INFORMATION SHOWN
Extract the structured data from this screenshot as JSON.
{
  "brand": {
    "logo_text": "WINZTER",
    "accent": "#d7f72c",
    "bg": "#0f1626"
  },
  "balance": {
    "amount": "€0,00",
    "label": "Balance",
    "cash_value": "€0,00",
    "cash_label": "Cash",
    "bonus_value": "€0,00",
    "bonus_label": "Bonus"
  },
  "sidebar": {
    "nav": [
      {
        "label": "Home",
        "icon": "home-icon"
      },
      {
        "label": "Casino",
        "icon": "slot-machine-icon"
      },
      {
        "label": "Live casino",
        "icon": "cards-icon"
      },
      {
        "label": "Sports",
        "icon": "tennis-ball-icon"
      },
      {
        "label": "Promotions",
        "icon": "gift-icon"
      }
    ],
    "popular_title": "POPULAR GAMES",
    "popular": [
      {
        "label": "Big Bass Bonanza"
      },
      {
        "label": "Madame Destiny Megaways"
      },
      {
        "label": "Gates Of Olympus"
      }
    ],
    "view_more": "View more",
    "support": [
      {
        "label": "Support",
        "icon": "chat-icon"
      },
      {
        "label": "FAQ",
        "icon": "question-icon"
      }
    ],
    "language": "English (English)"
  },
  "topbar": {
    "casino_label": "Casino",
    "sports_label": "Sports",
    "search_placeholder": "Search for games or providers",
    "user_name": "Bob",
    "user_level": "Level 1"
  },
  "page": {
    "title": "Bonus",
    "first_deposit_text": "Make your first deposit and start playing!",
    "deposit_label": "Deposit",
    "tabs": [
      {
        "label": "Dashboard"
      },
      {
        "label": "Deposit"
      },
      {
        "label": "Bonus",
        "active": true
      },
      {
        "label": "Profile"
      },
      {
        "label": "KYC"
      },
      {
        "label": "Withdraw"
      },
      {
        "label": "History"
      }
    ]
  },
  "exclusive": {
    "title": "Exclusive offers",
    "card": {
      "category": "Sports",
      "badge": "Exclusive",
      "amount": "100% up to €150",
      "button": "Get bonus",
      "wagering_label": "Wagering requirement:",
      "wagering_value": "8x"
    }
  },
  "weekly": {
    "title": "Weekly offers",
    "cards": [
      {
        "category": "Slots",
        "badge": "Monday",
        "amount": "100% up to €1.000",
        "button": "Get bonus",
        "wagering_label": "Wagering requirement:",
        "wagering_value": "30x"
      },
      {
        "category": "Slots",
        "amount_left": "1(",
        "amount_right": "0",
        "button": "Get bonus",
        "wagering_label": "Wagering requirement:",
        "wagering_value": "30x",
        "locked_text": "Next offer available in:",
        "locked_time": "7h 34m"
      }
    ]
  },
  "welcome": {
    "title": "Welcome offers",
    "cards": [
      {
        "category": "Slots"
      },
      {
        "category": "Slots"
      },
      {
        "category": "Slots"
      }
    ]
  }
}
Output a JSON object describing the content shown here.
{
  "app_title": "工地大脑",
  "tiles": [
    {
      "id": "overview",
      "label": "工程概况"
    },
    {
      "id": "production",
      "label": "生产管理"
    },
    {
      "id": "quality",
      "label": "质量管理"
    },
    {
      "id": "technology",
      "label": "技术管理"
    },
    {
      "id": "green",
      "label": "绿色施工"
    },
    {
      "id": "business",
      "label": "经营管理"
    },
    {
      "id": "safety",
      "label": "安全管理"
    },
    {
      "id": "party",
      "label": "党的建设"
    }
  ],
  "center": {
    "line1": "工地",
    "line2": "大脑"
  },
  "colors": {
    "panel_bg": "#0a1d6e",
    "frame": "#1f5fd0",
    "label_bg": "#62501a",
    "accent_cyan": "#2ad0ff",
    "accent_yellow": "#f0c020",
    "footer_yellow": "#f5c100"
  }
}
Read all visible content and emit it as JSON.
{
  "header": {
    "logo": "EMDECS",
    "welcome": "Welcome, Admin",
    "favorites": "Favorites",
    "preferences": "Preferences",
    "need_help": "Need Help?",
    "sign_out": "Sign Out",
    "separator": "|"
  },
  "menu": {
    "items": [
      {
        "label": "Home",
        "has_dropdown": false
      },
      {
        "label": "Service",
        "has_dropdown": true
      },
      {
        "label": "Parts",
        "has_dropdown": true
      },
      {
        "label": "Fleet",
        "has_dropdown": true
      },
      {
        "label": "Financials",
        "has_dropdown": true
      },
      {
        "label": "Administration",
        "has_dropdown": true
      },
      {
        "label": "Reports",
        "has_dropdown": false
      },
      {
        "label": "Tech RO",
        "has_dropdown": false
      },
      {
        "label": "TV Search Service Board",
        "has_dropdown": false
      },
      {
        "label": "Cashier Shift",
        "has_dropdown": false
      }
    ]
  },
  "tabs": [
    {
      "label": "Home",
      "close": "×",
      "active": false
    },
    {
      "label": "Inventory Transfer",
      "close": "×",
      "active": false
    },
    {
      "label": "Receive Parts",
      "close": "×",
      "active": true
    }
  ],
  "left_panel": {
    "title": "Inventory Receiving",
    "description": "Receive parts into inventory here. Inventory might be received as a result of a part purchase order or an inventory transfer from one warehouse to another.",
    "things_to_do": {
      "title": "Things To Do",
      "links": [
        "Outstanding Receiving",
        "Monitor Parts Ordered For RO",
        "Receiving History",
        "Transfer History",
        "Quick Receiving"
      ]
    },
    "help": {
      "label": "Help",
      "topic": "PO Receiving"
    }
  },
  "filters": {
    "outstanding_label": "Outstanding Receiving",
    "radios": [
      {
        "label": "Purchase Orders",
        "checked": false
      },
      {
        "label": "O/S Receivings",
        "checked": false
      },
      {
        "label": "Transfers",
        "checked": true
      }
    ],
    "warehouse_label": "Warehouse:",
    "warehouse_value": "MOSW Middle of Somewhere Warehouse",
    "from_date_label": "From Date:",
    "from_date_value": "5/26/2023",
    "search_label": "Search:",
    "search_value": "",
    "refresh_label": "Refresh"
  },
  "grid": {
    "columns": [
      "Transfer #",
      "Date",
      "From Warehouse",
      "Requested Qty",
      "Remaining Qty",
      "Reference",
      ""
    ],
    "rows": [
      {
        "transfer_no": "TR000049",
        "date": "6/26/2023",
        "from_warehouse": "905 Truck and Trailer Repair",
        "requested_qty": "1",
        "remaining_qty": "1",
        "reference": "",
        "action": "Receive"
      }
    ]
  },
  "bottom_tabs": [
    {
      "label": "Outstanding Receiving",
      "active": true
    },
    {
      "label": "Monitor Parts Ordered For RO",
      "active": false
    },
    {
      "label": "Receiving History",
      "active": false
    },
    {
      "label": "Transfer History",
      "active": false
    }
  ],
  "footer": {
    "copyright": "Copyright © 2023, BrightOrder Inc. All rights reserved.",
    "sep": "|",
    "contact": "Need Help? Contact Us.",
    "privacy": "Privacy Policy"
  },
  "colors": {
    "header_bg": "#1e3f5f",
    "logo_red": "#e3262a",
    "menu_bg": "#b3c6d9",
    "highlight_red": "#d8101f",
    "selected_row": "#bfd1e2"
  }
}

TASK BRIEF
Restate the listing in full, word for word.

FINISHED TASK
Extract the structured data from this screenshot as JSON.
{
  "brand": {
    "logo_text": "WINZTER",
    "accent": "#d7f72c",
    "bg": "#0f1626"
  },
  "balance": {
    "amount": "€0,00",
    "label": "Balance",
    "cash_value": "€0,00",
    "cash_label": "Cash",
    "bonus_value": "€0,00",
    "bonus_label": "Bonus"
  },
  "sidebar": {
    "nav": [
      {
        "label": "Home",
        "icon": "home-icon"
      },
      {
        "label": "Casino",
        "icon": "slot-machine-icon"
      },
      {
        "label": "Live casino",
        "icon": "cards-icon"
      },
      {
        "label": "Sports",
        "icon": "tennis-ball-icon"
      },
      {
        "label": "Promotions",
        "icon": "gift-icon"
      }
    ],
    "popular_title": "POPULAR GAMES",
    "popular": [
      {
        "label": "Big Bass Bonanza"
      },
      {
        "label": "Madame Destiny Megaways"
      },
      {
        "label": "Gates Of Olympus"
      }
    ],
    "view_more": "View more",
    "support": [
      {
        "label": "Support",
        "icon": "chat-icon"
      },
      {
        "label": "FAQ",
        "icon": "question-icon"
      }
    ],
    "language": "English (English)"
  },
  "topbar": {
    "casino_label": "Casino",
    "sports_label": "Sports",
    "search_placeholder": "Search for games or providers",
    "user_name": "Bob",
    "user_level": "Level 1"
  },
  "page": {
    "title": "Bonus",
    "first_deposit_text": "Make your first deposit and start playing!",
    "deposit_label": "Deposit",
    "tabs": [
      {
        "label": "Dashboard"
      },
      {
        "label": "Deposit"
      },
      {
        "label": "Bonus",
        "active": true
      },
      {
        "label": "Profile"
      },
      {
        "label": "KYC"
      },
      {
        "label": "Withdraw"
      },
      {
        "label": "History"
      }
    ]
  },
  "exclusive": {
    "title": "Exclusive offers",
    "card": {
      "category": "Sports",
      "badge": "Exclusive",
      "amount": "100% up to €150",
      "button": "Get bonus",
      "wagering_label": "Wagering requirement:",
      "wagering_value": "8x"
    }
  },
  "weekly": {
    "title": "Weekly offers",
    "cards": [
      {
        "category": "Slots",
        "badge": "Monday",
        "amount": "100% up to €1.000",
        "button": "Get bonus",
        "wagering_label": "Wagering requirement:",
        "wagering_value": "30x"
      },
      {
        "category": "Slots",
        "amount_left": "1(",
        "amount_right": "0",
        "button": "Get bonus",
        "wagering_label": "Wagering requirement:",
        "wagering_value": "30x",
        "locked_text": "Next offer available in:",
        "locked_time": "7h 34m"
      }
    ]
  },
  "welcome": {
    "title": "Welcome offers",
    "cards": [
      {
        "category": "Slots"
      },
      {
        "category": "Slots"
      },
      {
        "category": "Slots"
      }
    ]
  }
}
Output a JSON object describing the content shown here.
{
  "app_title": "工地大脑",
  "tiles": [
    {
      "id": "overview",
      "label": "工程概况"
    },
    {
      "id": "production",
      "label": "生产管理"
    },
    {
      "id": "quality",
      "label": "质量管理"
    },
    {
      "id": "technology",
      "label": "技术管理"
    },
    {
      "id": "green",
      "label": "绿色施工"
    },
    {
      "id": "business",
      "label": "经营管理"
    },
    {
      "id": "safety",
      "label": "安全管理"
    },
    {
      "id": "party",
      "label": "党的建设"
    }
  ],
  "center": {
    "line1": "工地",
    "line2": "大脑"
  },
  "colors": {
    "panel_bg": "#0a1d6e",
    "frame": "#1f5fd0",
    "label_bg": "#62501a",
    "accent_cyan": "#2ad0ff",
    "accent_yellow": "#f0c020",
    "footer_yellow": "#f5c100"
  }
}
Read all visible content and emit it as JSON.
{
  "header": {
    "logo": "EMDECS",
    "welcome": "Welcome, Admin",
    "favorites": "Favorites",
    "preferences": "Preferences",
    "need_help": "Need Help?",
    "sign_out": "Sign Out",
    "separator": "|"
  },
  "menu": {
    "items": [
      {
        "label": "Home",
        "has_dropdown": false
      },
      {
        "label": "Service",
        "has_dropdown": true
      },
      {
        "label": "Parts",
        "has_dropdown": true
      },
      {
        "label": "Fleet",
        "has_dropdown": true
      },
      {
        "label": "Financials",
        "has_dropdown": true
      },
      {
        "label": "Administration",
        "has_dropdown": true
      },
      {
        "label": "Reports",
        "has_dropdown": false
      },
      {
        "label": "Tech RO",
        "has_dropdown": false
      },
      {
        "label": "TV Search Service Board",
        "has_dropdown": false
      },
      {
        "label": "Cashier Shift",
        "has_dropdown": false
      }
    ]
  },
  "tabs": [
    {
      "label": "Home",
      "close": "×",
      "active": false
    },
    {
      "label": "Inventory Transfer",
      "close": "×",
      "active": false
    },
    {
      "label": "Receive Parts",
      "close": "×",
      "active": true
    }
  ],
  "left_panel": {
    "title": "Inventory Receiving",
    "description": "Receive parts into inventory here. Inventory might be received as a result of a part purchase order or an inventory transfer from one warehouse to another.",
    "things_to_do": {
      "title": "Things To Do",
      "links": [
        "Outstanding Receiving",
        "Monitor Parts Ordered For RO",
        "Receiving History",
        "Transfer History",
        "Quick Receiving"
      ]
    },
    "help": {
      "label": "Help",
      "topic": "PO Receiving"
    }
  },
  "filters": {
    "outstanding_label": "Outstanding Receiving",
    "radios": [
      {
        "label": "Purchase Orders",
        "checked": false
      },
      {
        "label": "O/S Receivings",
        "checked": false
      },
      {
        "label": "Transfers",
        "checked": true
      }
    ],
    "warehouse_label": "Warehouse:",
    "warehouse_value": "MOSW Middle of Somewhere Warehouse",
    "from_date_label": "From Date:",
    "from_date_value": "5/26/2023",
    "search_label": "Search:",
    "search_value": "",
    "refresh_label": "Refresh"
  },
  "grid": {
    "columns": [
      "Transfer #",
      "Date",
      "From Warehouse",
      "Requested Qty",
      "Remaining Qty",
      "Reference",
      ""
    ],
    "rows": [
      {
        "transfer_no": "TR000049",
        "date": "6/26/2023",
        "from_warehouse": "905 Truck and Trailer Repair",
        "requested_qty": "1",
        "remaining_qty": "1",
        "reference": "",
        "action": "Receive"
      }
    ]
  },
  "bottom_tabs": [
    {
      "label": "Outstanding Receiving",
      "active": true
    },
    {
      "label": "Monitor Parts Ordered For RO",
      "active": false
    },
    {
      "label": "Receiving History",
      "active": false
    },
    {
      "label": "Transfer History",
      "active": false
    }
  ],
  "footer": {
    "copyright": "Copyright © 2023, BrightOrder Inc. All rights reserved.",
    "sep": "|",
    "contact": "Need Help? Contact Us.",
    "privacy": "Privacy Policy"
  },
  "colors": {
    "header_bg": "#1e3f5f",
    "logo_red": "#e3262a",
    "menu_bg": "#b3c6d9",
    "highlight_red": "#d8101f",
    "selected_row": "#bfd1e2"
  }
}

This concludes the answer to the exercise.